INPUT FOR THIS TASK:
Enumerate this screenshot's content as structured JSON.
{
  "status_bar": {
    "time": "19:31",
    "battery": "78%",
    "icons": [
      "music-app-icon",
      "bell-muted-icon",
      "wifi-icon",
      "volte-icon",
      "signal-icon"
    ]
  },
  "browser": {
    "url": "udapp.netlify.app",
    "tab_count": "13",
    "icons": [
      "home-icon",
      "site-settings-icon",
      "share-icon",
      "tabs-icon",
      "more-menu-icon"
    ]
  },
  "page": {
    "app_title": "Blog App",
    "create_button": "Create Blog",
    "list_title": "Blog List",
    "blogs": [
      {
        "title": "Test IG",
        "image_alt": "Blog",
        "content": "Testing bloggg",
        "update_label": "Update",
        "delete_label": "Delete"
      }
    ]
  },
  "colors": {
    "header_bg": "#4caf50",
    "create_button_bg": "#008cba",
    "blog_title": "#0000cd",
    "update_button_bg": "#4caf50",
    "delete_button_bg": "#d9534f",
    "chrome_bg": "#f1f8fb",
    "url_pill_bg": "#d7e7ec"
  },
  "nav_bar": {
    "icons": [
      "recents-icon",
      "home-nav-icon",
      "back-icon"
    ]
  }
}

---

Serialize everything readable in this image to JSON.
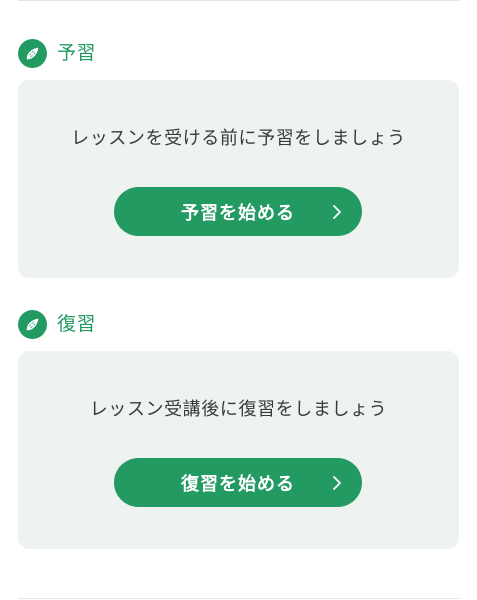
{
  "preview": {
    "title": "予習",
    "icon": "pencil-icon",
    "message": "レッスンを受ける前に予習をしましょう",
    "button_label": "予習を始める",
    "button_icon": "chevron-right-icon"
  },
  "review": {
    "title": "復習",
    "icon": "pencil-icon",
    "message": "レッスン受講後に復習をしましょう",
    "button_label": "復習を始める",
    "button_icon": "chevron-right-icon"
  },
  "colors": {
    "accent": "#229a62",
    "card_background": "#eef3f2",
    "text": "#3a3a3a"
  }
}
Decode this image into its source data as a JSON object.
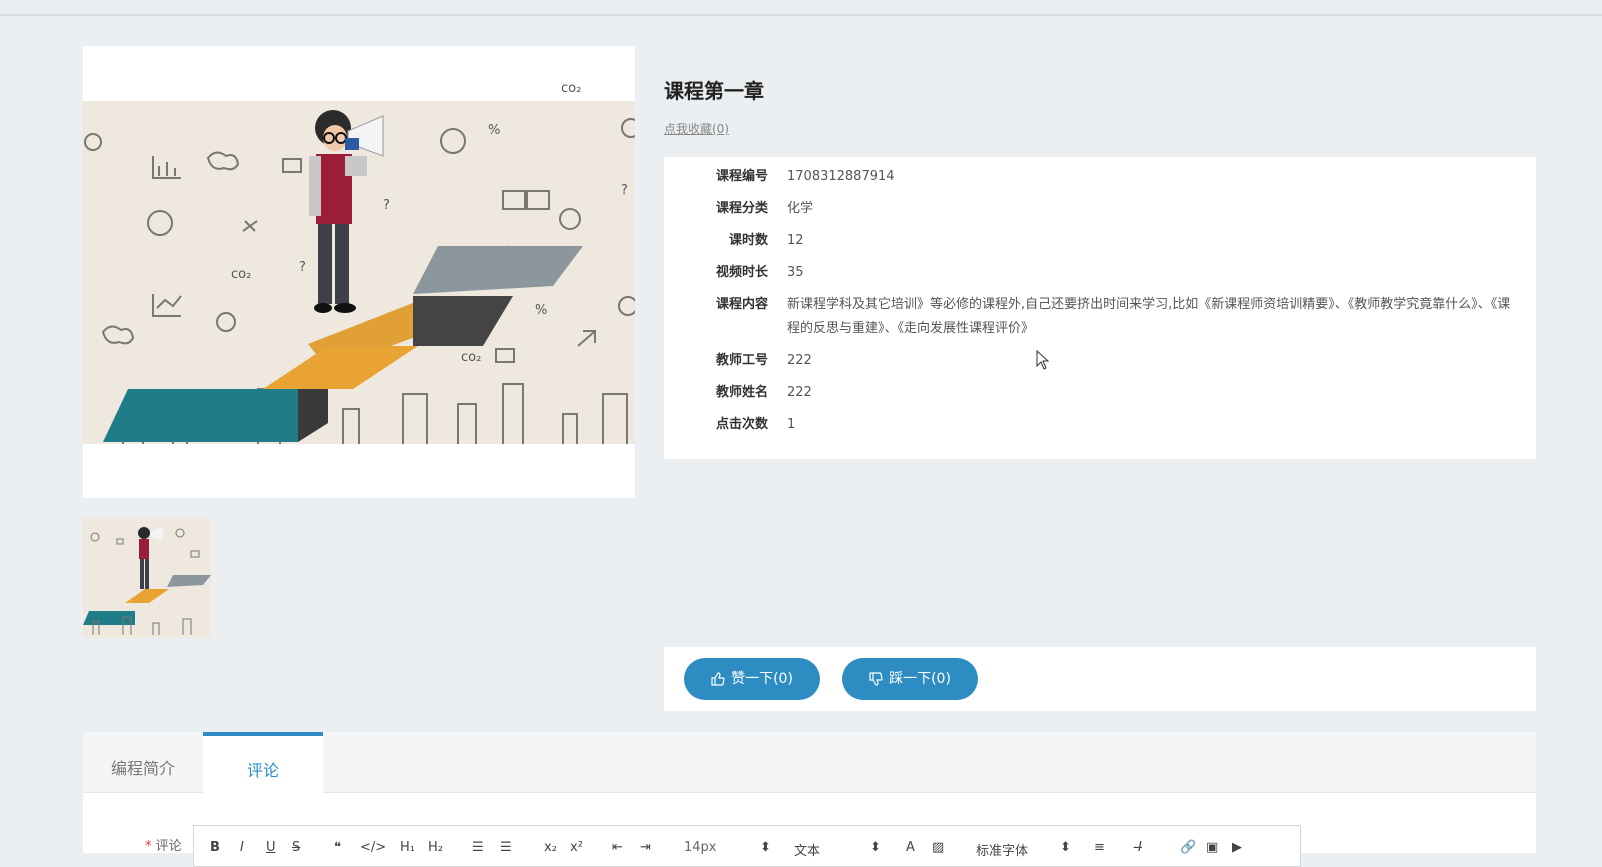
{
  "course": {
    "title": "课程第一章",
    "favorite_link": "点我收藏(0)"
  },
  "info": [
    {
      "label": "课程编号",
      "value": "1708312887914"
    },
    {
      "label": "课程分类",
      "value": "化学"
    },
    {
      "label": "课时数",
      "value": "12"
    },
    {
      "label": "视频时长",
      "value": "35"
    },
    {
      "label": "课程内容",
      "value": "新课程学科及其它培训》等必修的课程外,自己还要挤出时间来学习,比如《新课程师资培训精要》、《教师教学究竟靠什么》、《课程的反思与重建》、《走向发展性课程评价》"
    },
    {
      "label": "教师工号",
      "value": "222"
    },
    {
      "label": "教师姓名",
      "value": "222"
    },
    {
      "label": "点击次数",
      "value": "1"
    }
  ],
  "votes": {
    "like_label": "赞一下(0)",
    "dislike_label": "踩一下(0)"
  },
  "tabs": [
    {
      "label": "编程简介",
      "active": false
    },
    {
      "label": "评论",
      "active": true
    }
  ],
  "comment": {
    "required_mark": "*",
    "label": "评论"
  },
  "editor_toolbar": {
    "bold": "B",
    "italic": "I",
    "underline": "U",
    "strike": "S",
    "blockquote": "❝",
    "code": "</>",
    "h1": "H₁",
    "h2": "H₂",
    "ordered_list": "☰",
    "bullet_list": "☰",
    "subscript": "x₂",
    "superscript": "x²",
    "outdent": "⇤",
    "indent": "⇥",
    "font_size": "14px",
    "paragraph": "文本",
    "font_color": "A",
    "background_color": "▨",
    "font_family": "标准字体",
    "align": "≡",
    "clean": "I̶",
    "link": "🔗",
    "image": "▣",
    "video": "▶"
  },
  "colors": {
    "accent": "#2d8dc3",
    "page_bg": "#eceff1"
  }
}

EXERCISE DETAILS: Choose all lines containing the string "content" and copy them out.

FULL OUTPUT:
Enumerate this screenshot's content as structured JSON.
        "content": "Testing bloggg",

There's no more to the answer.